Written request. Return each line holding the string "在露出水面之前".
[START]
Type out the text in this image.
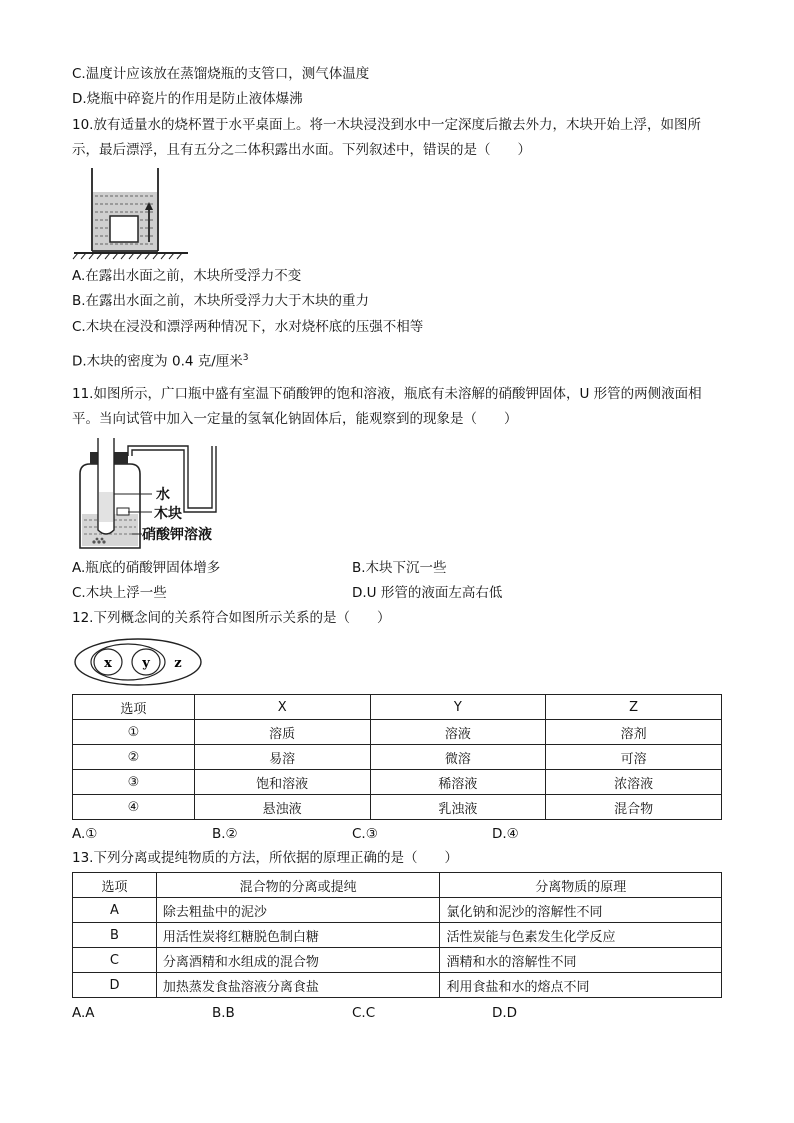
C.温度计应该放在蒸馏烧瓶的支管口，测气体温度
D.烧瓶中碎瓷片的作用是防止液体爆沸
10.放有适量水的烧杯置于水平桌面上。将一木块浸没到水中一定深度后撤去外力，木块开始上浮，如图所示，最后漂浮，且有五分之二体积露出水面。下列叙述中，错误的是（　　）
A.在露出水面之前，木块所受浮力不变
B.在露出水面之前，木块所受浮力大于木块的重力
C.木块在浸没和漂浮两种情况下，水对烧杯底的压强不相等
D.木块的密度为 0.4 克/厘米$^3$
11.如图所示，广口瓶中盛有室温下硝酸钾的饱和溶液，瓶底有未溶解的硝酸钾固体，U 形管的两侧液面相平。当向试管中加入一定量的氢氧化钠固体后，能观察到的现象是（　　）
水
木块
硝酸钾溶液
A.瓶底的硝酸钾固体增多	B.木块下沉一些
C.木块上浮一些	D.U 形管的液面左高右低
12.下列概念间的关系符合如图所示关系的是（　　）
x y z
选项	X	Y	Z
①	溶质	溶液	溶剂
②	易溶	微溶	可溶
③	饱和溶液	稀溶液	浓溶液
④	悬浊液	乳浊液	混合物
A.①	B.②	C.③	D.④
13.下列分离或提纯物质的方法，所依据的原理正确的是（　　）
选项	混合物的分离或提纯	分离物质的原理
A	除去粗盐中的泥沙	氯化钠和泥沙的溶解性不同
B	用活性炭将红糖脱色制白糖	活性炭能与色素发生化学反应
C	分离酒精和水组成的混合物	酒精和水的溶解性不同
D	加热蒸发食盐溶液分离食盐	利用食盐和水的熔点不同
A.A	B.B	C.C	D.D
[END]
Result for this exercise.
A.在露出水面之前，木块所受浮力不变
B.在露出水面之前，木块所受浮力大于木块的重力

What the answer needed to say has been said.